AIM OF THE EXERCISE = Which distinct command-line flags do the swarm troubleshooting notes pass to `scripts/swarm_smoke.py`? List each flag once.

PASSAGE TO READ =
------------------------------------------------
    - point `baseUrl` at the server’s real OpenAI-compatible `/v1` base, or
    - configure the node as `kind: "ollama"` and use the Ollama HTTP API (`:11434`).
- Verify health quickly:
  - `GET /api/services/status`
  - `GET /api/swarm/status`
  - `python3 scripts/swarm_smoke.py --metrics --chat --orch --check-gating` (HTTP wiring + loopback-only orchestration)
  - `python3 scripts/swarm_smoke.py --json-out auto --metrics --automation --chat --orch --check-gating` (also writes `swarm_smoke_latest.json`)
  - `python3 scripts/swarm_smoke.py --metrics --chat --orch --orch-strict` (fails if tag preferences aren't satisfied)
  - `python3 scripts/swarm_smoke.py --probe-models` (loopback-only: refresh model inventories)
- After reboot, nodes look stale or model inventories are empty?
  - Run: `python3 scripts/ppia doctor --fix-swarm` (strict loopback; refresh nodes + probe models).
------------------------------------------------
INPUT DATA =

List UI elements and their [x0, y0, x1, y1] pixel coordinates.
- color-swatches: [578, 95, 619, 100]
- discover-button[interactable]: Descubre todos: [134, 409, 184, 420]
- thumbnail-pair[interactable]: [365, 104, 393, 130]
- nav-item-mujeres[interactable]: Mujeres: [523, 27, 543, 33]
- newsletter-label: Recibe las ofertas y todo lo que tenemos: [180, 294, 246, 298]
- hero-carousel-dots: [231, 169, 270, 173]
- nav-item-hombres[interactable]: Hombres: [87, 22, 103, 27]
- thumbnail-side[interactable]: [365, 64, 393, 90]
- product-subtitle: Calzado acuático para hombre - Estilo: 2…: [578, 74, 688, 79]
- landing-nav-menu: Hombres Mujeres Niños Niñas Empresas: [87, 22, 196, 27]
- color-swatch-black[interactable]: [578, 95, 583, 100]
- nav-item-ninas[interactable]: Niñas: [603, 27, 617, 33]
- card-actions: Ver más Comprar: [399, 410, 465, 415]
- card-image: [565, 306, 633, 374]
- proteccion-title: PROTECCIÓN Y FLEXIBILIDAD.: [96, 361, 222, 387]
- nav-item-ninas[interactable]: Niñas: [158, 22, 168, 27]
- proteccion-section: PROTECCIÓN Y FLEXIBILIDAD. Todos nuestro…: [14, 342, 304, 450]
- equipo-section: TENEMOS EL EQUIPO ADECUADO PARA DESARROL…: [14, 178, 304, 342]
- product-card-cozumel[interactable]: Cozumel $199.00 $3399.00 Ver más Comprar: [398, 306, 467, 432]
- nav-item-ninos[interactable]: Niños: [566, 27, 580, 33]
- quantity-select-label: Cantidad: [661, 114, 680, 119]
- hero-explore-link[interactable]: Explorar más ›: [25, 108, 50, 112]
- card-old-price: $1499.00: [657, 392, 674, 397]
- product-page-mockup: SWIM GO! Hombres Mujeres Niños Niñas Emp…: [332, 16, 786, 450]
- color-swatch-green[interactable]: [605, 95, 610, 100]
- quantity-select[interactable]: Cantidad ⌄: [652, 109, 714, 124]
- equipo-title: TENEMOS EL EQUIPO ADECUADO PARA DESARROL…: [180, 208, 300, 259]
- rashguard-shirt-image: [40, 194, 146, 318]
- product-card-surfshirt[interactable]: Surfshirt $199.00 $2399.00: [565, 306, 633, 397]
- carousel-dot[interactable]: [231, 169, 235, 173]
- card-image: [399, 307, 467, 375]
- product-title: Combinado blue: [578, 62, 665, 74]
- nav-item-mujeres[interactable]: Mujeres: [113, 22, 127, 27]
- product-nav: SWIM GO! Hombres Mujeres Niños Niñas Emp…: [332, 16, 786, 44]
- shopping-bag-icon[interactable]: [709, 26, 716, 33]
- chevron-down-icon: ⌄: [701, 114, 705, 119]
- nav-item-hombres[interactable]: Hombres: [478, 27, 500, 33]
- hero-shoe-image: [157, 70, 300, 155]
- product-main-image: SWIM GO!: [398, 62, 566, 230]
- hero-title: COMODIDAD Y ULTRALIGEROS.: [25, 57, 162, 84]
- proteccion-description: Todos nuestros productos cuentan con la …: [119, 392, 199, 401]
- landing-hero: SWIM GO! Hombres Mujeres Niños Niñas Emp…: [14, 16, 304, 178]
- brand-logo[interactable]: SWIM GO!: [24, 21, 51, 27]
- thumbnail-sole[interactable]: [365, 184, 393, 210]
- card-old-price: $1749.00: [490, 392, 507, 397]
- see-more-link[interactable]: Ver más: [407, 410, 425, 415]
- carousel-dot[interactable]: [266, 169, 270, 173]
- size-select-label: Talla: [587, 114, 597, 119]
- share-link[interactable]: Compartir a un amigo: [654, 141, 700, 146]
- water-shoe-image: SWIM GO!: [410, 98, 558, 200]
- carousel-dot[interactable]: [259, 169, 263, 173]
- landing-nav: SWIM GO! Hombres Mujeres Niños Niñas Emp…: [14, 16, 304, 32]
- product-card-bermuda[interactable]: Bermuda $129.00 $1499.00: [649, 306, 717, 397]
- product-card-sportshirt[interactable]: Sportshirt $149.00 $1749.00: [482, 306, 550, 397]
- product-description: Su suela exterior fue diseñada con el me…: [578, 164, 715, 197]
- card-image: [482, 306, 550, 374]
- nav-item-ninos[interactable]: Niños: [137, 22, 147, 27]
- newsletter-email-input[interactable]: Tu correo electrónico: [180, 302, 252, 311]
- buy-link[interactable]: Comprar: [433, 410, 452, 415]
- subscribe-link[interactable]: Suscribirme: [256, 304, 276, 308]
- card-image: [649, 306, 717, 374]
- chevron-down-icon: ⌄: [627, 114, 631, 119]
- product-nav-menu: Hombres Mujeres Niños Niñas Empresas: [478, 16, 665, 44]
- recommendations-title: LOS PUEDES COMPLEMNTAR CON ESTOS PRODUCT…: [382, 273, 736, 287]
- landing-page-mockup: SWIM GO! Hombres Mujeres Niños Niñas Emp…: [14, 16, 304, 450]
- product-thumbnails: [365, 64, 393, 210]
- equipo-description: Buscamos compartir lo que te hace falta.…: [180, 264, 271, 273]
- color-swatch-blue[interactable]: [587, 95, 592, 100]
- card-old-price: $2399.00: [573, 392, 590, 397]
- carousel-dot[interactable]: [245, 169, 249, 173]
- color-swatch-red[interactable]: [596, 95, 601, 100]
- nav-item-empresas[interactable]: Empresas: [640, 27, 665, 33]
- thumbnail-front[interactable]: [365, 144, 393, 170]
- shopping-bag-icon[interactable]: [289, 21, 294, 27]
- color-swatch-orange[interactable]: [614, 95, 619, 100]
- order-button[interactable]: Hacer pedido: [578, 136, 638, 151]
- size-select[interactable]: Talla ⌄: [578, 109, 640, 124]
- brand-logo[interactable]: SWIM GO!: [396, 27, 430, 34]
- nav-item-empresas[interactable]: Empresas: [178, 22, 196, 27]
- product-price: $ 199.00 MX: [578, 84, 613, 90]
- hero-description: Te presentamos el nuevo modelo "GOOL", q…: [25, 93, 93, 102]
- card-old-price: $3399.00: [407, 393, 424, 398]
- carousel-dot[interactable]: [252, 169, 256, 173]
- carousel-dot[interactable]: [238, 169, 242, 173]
------------------------------------------------
RESPONSE TO THE EXERCISE =
- `--metrics`
- `--chat`
- `--orch`
- `--check-gating`
- `--json-out`
- `--automation`
- `--orch-strict`
- `--probe-models`